■ Instructions to follow ■
All lines in the data bearing the string "webbsida" should be identified and copied.

[Items from a dataset]
———

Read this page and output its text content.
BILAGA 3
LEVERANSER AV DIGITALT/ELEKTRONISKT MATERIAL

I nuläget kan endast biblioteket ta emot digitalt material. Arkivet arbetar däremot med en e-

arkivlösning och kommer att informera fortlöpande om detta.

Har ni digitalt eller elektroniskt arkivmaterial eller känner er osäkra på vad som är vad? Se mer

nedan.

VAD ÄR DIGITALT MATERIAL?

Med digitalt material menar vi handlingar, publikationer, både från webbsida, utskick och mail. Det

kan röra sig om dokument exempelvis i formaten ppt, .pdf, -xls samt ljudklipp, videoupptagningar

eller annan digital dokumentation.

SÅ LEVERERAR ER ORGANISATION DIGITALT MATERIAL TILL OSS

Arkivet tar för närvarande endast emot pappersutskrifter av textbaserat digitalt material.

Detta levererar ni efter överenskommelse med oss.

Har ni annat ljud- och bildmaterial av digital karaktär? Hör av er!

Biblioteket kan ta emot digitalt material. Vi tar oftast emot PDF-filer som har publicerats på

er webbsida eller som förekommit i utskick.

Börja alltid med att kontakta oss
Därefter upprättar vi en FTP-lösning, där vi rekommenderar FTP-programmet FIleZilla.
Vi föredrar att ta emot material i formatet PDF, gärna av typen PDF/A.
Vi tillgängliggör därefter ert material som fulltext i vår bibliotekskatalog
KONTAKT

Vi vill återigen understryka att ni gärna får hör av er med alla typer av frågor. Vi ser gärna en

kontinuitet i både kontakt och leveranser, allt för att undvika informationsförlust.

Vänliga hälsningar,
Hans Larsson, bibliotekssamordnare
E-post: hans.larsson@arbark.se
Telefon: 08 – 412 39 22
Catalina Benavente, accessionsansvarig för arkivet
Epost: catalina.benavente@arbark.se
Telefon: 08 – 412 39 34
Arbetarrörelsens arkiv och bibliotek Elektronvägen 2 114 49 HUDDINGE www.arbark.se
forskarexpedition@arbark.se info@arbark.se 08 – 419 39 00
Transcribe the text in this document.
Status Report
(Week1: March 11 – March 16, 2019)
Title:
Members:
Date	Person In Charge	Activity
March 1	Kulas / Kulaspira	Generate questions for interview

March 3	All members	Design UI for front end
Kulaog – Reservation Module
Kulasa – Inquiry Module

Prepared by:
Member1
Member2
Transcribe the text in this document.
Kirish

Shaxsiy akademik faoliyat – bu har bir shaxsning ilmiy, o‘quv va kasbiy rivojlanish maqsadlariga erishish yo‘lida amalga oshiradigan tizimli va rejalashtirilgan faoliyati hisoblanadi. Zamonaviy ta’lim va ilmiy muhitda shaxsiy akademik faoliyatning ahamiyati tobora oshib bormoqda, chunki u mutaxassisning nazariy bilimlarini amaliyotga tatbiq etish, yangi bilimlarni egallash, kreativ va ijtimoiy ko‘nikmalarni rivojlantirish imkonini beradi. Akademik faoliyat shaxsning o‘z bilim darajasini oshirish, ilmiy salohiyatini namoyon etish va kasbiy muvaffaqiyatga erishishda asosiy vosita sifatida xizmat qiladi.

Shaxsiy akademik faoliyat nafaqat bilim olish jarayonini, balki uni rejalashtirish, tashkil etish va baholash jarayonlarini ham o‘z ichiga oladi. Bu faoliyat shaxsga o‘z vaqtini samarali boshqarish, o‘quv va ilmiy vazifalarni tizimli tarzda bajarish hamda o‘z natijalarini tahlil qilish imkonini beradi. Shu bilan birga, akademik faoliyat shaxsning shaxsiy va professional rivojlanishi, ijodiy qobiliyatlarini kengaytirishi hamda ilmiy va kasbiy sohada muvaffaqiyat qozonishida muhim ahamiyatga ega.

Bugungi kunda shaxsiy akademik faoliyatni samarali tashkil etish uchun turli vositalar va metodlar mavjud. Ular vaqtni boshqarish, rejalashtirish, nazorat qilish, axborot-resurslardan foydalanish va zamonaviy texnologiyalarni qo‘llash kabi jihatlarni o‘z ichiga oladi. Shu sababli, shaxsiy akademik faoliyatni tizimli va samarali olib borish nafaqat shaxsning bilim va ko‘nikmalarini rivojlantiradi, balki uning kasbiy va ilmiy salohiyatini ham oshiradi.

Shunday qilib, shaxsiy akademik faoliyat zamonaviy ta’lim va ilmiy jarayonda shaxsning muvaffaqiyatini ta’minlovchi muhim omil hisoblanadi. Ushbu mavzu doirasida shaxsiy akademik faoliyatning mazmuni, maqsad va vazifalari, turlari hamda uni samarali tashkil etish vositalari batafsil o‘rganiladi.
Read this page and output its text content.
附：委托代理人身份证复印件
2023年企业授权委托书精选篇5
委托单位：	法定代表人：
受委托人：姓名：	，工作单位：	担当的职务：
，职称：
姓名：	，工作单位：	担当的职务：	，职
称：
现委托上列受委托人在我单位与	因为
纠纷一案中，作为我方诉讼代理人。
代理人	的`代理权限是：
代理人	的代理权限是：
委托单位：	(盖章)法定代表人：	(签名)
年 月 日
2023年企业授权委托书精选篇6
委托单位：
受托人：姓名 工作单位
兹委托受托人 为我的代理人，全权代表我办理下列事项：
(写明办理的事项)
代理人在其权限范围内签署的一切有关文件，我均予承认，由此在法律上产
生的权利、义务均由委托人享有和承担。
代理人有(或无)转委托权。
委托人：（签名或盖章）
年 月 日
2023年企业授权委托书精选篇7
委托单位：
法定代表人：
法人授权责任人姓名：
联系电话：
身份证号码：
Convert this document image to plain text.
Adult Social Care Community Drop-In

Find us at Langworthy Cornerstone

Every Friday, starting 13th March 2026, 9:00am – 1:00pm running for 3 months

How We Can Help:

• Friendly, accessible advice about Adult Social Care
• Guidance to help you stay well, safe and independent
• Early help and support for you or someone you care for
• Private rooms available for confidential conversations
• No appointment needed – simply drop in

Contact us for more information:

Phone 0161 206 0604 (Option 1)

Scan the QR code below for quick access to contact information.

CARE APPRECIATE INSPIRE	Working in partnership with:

———

■ Solved problem ■
Med digitalt material menar vi handlingar, publikationer, både från webbsida, utskick och mail. Det
er webbsida eller som förekommit i utskick.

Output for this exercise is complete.